>> start

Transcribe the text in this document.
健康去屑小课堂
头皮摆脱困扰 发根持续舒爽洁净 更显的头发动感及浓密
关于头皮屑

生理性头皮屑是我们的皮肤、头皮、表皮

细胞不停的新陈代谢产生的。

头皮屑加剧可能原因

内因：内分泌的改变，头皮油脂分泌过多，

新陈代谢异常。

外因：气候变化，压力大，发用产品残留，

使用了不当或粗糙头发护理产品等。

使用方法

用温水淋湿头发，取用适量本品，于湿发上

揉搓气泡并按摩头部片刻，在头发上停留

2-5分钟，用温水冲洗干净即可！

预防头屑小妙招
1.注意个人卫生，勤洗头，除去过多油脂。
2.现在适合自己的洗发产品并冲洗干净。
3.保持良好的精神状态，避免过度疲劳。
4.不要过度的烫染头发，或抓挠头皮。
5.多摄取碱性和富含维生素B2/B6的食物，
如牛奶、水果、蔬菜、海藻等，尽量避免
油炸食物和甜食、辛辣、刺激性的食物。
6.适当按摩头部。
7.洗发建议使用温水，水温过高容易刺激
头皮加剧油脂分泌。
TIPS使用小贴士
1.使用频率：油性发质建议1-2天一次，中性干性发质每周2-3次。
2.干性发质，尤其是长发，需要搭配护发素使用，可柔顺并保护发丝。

>> end

**Task details**
Repeat the data exactly. Leave nothing out.

**Response to this exercise**
Transcribe the text in this document.
健康去屑小课堂
头皮摆脱困扰 发根持续舒爽洁净 更显的头发动感及浓密
关于头皮屑

生理性头皮屑是我们的皮肤、头皮、表皮

细胞不停的新陈代谢产生的。

头皮屑加剧可能原因

内因：内分泌的改变，头皮油脂分泌过多，

新陈代谢异常。

外因：气候变化，压力大，发用产品残留，

使用了不当或粗糙头发护理产品等。

使用方法

用温水淋湿头发，取用适量本品，于湿发上

揉搓气泡并按摩头部片刻，在头发上停留

2-5分钟，用温水冲洗干净即可！

预防头屑小妙招
1.注意个人卫生，勤洗头，除去过多油脂。
2.现在适合自己的洗发产品并冲洗干净。
3.保持良好的精神状态，避免过度疲劳。
4.不要过度的烫染头发，或抓挠头皮。
5.多摄取碱性和富含维生素B2/B6的食物，
如牛奶、水果、蔬菜、海藻等，尽量避免
油炸食物和甜食、辛辣、刺激性的食物。
6.适当按摩头部。
7.洗发建议使用温水，水温过高容易刺激
头皮加剧油脂分泌。
TIPS使用小贴士
1.使用频率：油性发质建议1-2天一次，中性干性发质每周2-3次。
2.干性发质，尤其是长发，需要搭配护发素使用，可柔顺并保护发丝。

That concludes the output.